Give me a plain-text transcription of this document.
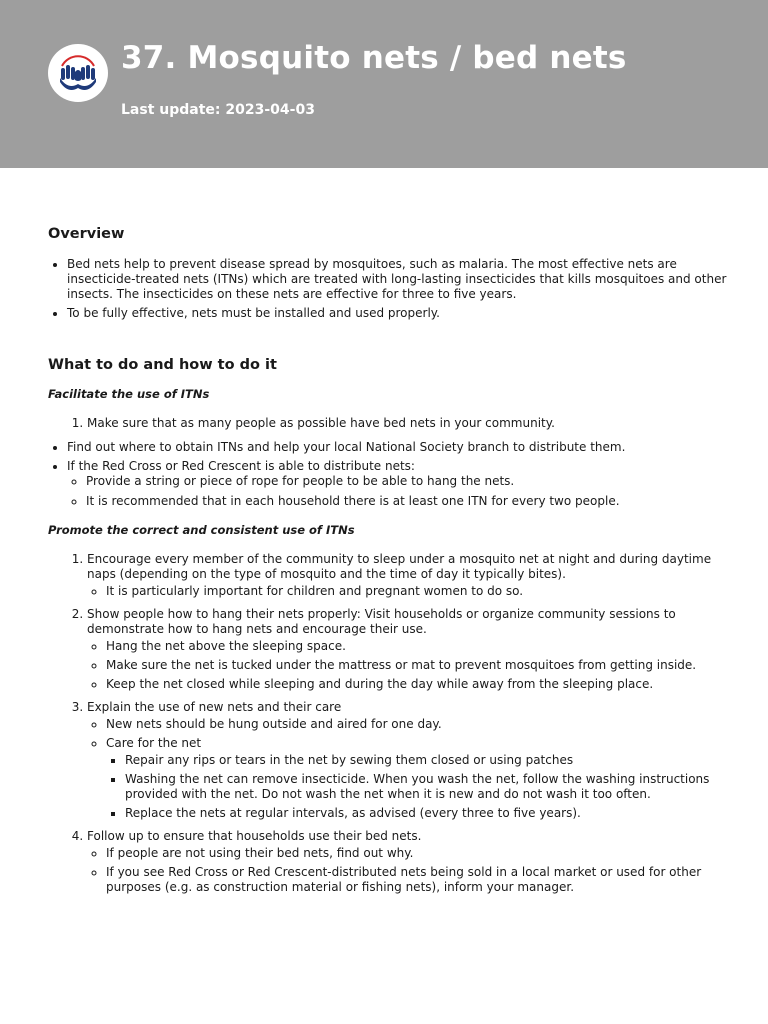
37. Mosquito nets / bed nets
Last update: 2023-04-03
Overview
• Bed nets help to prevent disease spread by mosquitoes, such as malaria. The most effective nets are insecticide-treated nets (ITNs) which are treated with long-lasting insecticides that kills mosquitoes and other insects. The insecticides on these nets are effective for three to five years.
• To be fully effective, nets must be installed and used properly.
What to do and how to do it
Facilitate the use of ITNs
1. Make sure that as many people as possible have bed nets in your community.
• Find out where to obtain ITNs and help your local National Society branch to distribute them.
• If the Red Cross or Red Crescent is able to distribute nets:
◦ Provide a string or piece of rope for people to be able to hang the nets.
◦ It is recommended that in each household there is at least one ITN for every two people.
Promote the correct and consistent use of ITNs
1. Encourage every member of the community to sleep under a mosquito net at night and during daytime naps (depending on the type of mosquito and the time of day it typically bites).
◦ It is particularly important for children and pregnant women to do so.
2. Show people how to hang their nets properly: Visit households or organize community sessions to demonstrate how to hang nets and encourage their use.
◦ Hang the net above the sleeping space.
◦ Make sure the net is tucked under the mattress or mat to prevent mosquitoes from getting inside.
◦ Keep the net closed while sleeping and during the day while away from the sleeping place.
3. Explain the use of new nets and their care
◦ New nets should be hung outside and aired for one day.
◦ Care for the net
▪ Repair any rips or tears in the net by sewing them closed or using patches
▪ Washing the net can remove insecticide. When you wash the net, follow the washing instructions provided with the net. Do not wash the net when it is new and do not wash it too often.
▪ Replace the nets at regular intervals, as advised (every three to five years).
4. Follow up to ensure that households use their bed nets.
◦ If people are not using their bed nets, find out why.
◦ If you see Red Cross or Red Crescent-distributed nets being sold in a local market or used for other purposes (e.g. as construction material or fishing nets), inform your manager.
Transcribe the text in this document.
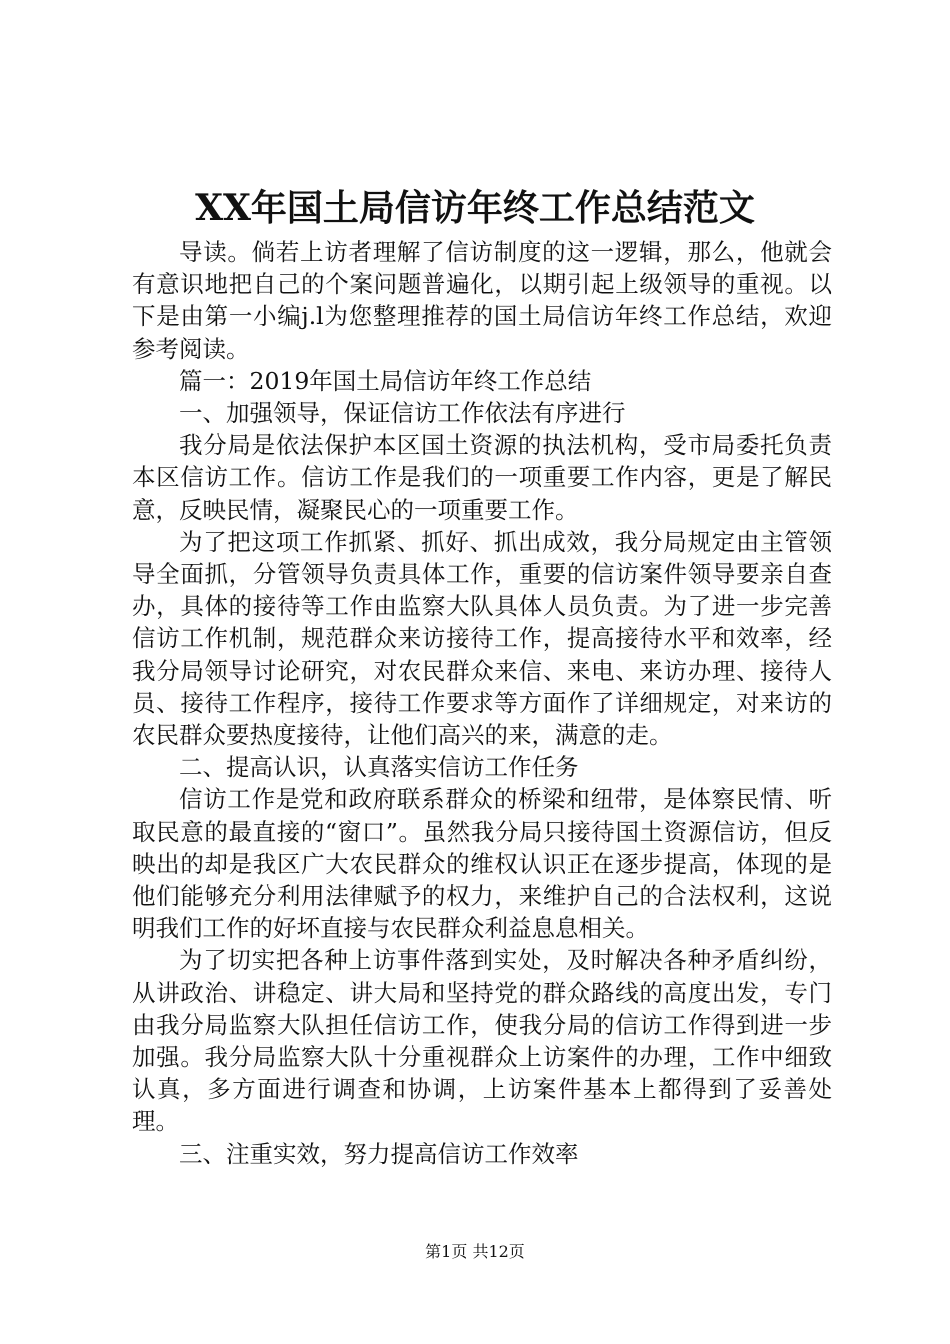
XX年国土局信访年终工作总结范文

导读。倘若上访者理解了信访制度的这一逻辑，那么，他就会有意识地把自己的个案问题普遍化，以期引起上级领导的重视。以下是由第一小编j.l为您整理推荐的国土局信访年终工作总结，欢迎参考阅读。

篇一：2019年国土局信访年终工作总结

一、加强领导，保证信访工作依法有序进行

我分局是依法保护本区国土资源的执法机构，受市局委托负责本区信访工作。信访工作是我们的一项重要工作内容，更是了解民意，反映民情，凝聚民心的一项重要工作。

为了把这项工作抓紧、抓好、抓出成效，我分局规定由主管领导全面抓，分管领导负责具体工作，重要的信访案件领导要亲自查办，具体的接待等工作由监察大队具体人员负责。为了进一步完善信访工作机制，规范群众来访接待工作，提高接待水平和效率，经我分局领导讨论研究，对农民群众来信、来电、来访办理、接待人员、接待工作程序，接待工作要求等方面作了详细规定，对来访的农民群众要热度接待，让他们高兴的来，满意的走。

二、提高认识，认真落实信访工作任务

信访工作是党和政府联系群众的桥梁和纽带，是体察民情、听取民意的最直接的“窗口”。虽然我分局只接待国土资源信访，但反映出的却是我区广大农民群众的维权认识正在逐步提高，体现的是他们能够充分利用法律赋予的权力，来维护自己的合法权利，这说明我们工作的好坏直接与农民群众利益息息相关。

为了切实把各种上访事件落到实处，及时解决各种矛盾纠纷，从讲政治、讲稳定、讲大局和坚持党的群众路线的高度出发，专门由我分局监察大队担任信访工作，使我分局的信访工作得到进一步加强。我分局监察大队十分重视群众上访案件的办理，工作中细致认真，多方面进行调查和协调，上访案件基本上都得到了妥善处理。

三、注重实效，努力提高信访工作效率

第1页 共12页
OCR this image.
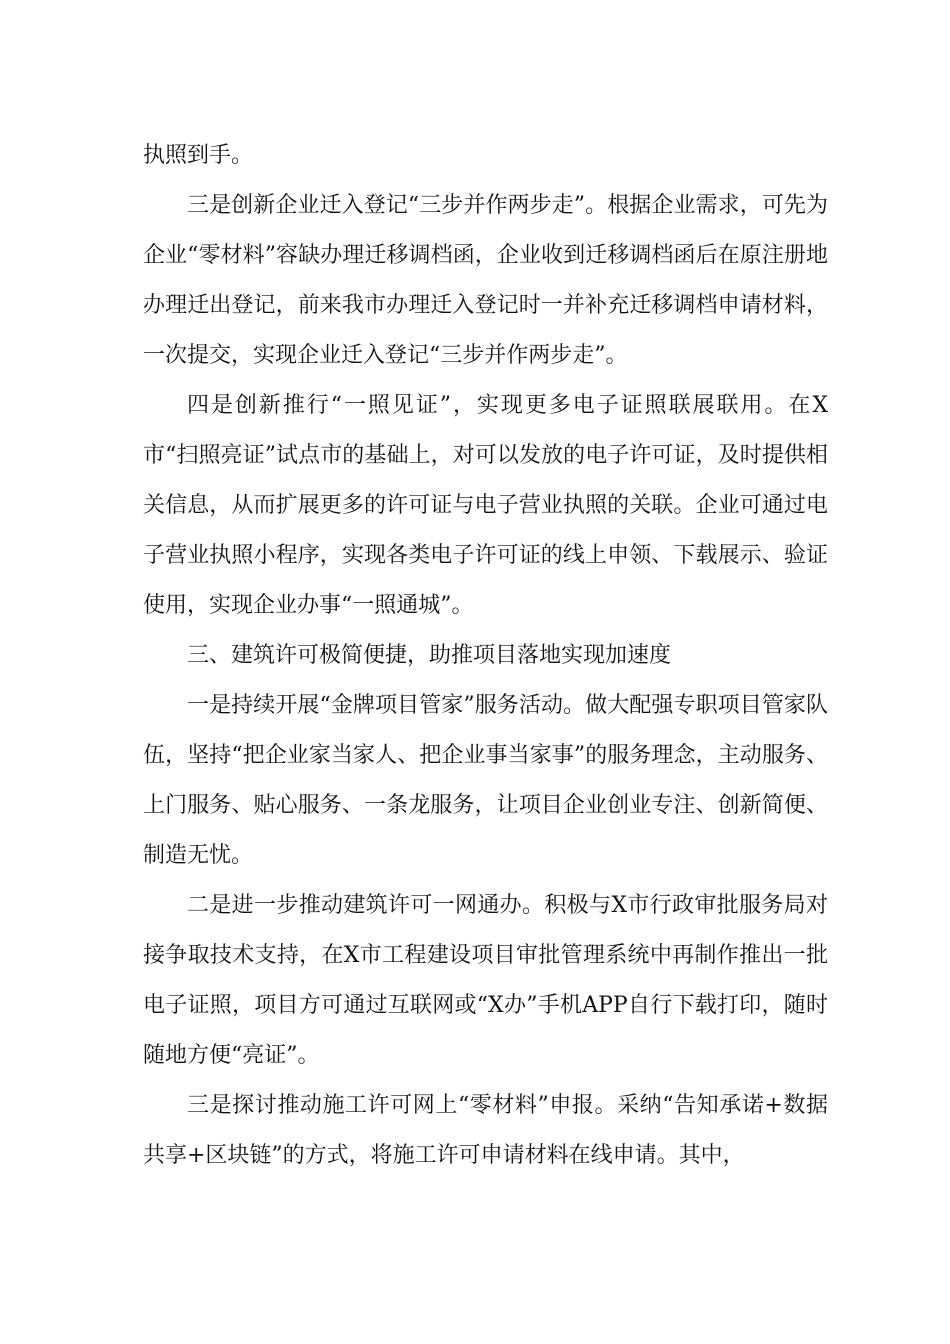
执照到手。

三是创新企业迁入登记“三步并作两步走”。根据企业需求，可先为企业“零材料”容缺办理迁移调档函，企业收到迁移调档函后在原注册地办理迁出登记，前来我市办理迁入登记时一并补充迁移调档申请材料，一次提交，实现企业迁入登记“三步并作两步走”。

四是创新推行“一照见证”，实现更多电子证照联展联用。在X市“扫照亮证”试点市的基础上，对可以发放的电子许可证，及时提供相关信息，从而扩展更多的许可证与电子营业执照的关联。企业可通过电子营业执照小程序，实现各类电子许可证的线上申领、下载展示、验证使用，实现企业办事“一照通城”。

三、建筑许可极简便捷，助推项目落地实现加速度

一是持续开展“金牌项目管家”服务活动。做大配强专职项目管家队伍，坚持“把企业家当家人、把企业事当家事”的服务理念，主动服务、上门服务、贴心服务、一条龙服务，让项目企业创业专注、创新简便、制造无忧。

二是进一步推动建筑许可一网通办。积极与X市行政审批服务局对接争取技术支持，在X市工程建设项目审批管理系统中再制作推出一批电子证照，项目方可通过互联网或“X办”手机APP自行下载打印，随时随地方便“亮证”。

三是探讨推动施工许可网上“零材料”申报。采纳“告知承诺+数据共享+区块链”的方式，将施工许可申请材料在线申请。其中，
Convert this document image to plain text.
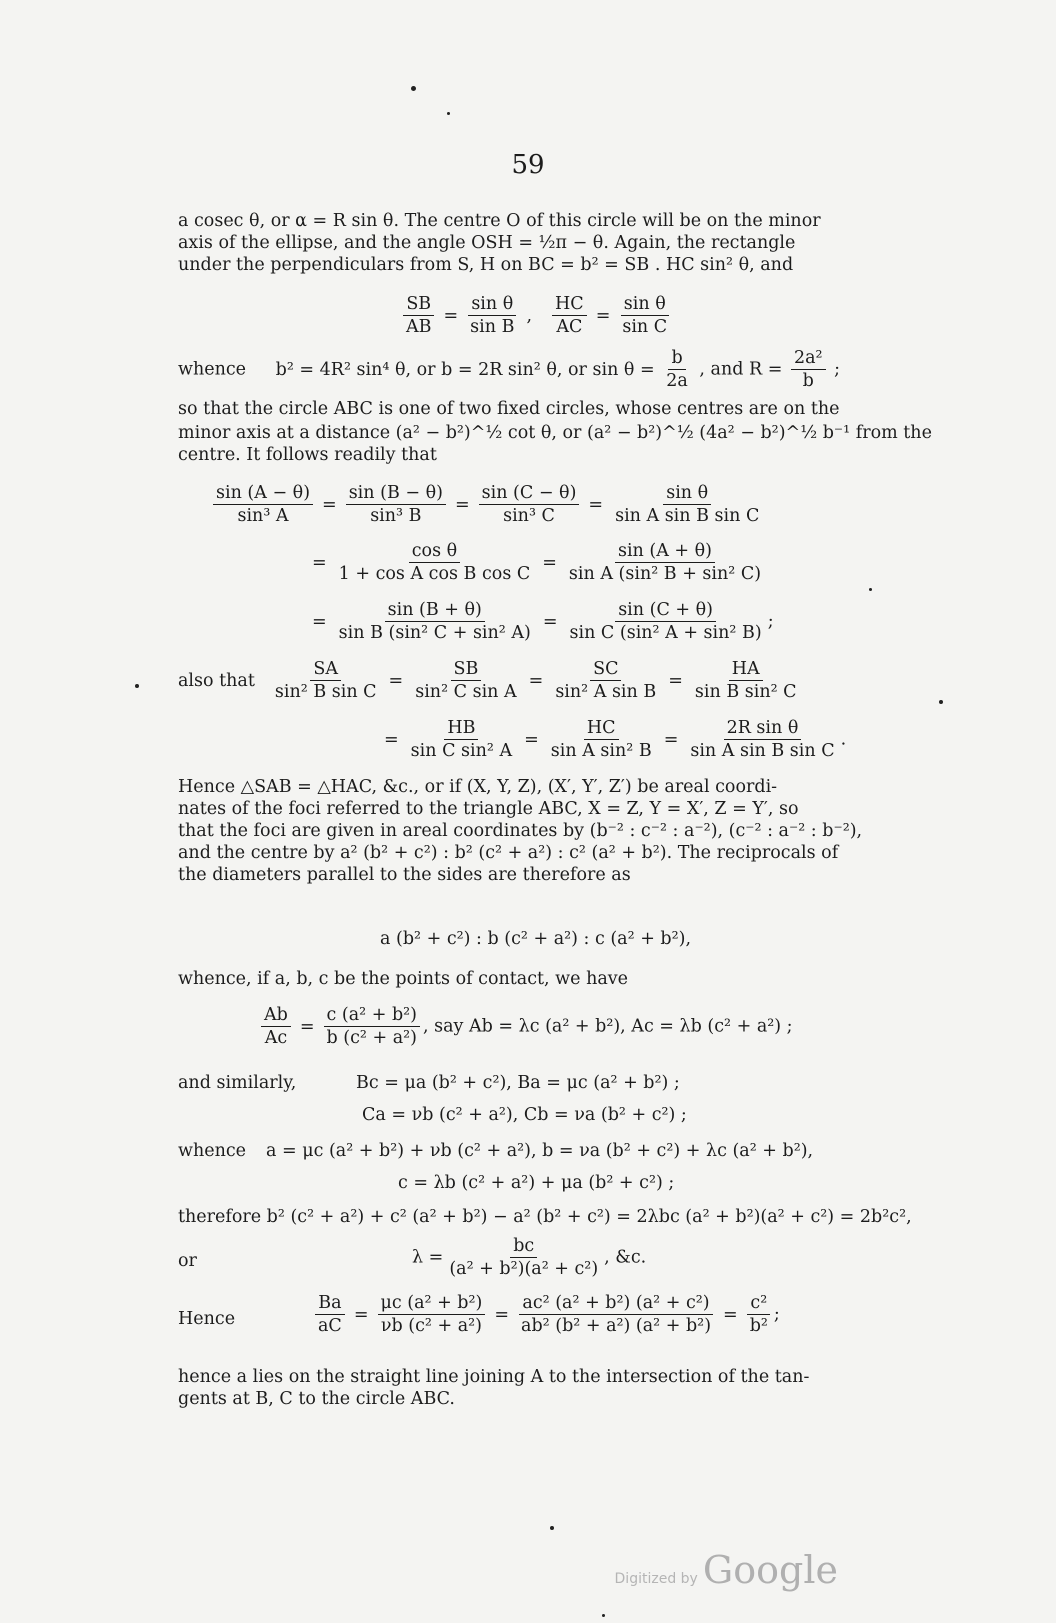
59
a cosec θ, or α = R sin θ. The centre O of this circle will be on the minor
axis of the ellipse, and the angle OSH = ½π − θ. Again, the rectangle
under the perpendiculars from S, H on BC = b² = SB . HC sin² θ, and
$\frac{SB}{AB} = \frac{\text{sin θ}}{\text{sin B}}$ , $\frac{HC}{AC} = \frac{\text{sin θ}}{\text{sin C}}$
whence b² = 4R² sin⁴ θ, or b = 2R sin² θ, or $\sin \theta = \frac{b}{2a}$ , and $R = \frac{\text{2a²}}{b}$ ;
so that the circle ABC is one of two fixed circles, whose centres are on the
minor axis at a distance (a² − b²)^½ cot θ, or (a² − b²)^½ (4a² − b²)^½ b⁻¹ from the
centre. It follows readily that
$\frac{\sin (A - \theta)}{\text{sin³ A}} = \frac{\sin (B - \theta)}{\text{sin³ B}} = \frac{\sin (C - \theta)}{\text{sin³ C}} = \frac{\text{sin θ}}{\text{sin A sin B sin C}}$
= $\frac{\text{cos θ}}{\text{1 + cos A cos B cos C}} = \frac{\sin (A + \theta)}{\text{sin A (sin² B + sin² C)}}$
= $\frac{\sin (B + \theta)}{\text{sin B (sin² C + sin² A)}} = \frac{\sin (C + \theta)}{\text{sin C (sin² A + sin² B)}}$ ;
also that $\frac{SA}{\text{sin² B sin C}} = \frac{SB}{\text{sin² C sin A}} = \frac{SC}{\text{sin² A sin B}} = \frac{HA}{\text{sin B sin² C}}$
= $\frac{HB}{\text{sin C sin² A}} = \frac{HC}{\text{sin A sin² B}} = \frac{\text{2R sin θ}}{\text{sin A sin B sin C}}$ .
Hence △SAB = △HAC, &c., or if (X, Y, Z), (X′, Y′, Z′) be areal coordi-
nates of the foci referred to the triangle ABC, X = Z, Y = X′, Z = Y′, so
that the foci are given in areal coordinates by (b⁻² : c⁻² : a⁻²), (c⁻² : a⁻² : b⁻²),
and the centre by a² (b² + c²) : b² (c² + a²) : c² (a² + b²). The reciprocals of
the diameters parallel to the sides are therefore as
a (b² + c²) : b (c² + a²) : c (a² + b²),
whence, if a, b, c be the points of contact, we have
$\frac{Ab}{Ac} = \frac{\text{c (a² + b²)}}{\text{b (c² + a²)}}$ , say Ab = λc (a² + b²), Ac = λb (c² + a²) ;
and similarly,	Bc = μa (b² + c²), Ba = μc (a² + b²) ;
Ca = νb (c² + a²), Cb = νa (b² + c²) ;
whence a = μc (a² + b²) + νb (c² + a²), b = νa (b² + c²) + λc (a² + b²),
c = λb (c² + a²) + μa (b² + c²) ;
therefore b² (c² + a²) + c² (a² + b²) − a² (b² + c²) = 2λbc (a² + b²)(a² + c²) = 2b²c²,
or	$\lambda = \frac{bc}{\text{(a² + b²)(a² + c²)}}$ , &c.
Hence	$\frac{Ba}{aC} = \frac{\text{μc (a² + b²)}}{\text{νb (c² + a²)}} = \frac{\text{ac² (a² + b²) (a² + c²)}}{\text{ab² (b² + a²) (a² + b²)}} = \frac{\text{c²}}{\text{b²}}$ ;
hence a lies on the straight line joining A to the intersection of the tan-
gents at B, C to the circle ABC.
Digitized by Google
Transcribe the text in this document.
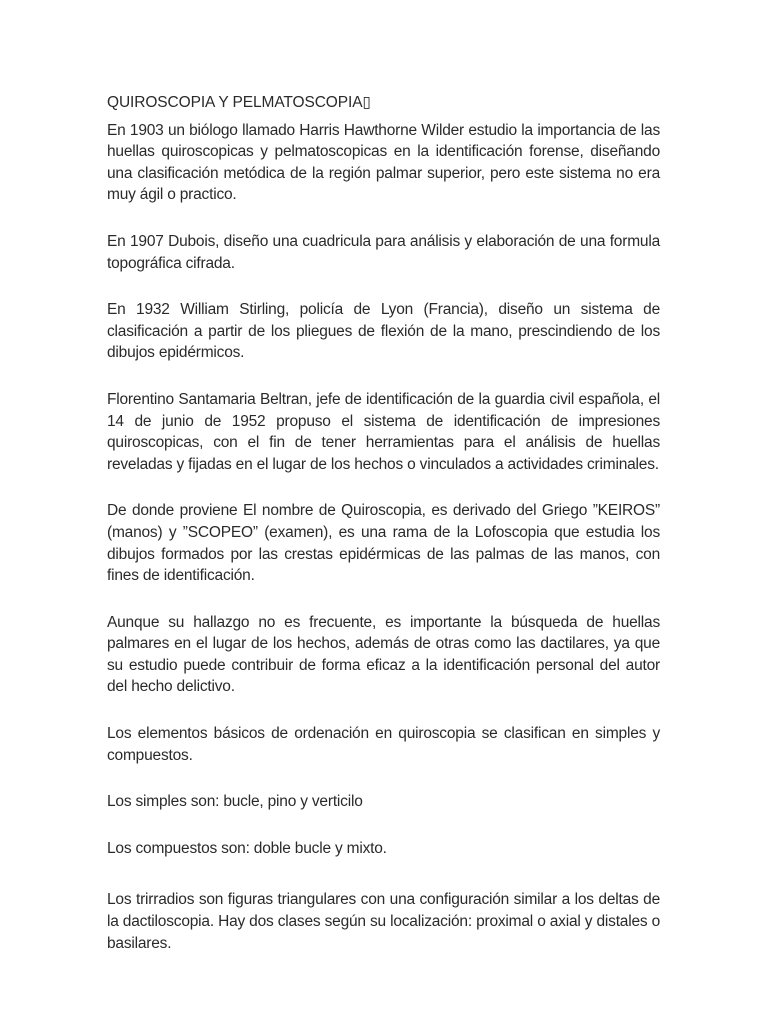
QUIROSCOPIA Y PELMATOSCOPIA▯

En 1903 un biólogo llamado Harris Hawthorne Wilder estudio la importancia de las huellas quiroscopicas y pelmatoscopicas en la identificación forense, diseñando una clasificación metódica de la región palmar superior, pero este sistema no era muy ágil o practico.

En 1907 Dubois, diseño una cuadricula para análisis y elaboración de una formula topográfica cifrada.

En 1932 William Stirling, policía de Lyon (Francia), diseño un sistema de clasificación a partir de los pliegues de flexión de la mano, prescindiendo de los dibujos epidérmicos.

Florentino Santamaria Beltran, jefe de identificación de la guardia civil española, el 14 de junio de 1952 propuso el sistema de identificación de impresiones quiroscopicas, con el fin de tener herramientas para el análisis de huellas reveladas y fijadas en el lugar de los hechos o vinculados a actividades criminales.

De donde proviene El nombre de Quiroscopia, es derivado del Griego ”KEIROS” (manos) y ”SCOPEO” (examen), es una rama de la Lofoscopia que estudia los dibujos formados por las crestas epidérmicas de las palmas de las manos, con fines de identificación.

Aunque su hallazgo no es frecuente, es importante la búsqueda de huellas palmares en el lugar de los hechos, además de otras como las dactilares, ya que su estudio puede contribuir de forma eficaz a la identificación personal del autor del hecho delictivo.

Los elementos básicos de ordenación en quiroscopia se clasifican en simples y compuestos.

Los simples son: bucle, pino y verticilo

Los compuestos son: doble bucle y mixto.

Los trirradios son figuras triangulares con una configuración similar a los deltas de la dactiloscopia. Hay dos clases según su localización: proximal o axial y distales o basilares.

######

* **SHORT TASK**
Search the entries for the word "minor", then list each line that holds it.

* **WRITTEN SOLUTION**
a cosec θ, or α = R sin θ. The centre O of this circle will be on the minor
minor axis at a distance (a² − b²)^½ cot θ, or (a² − b²)^½ (4a² − b²)^½ b⁻¹ from the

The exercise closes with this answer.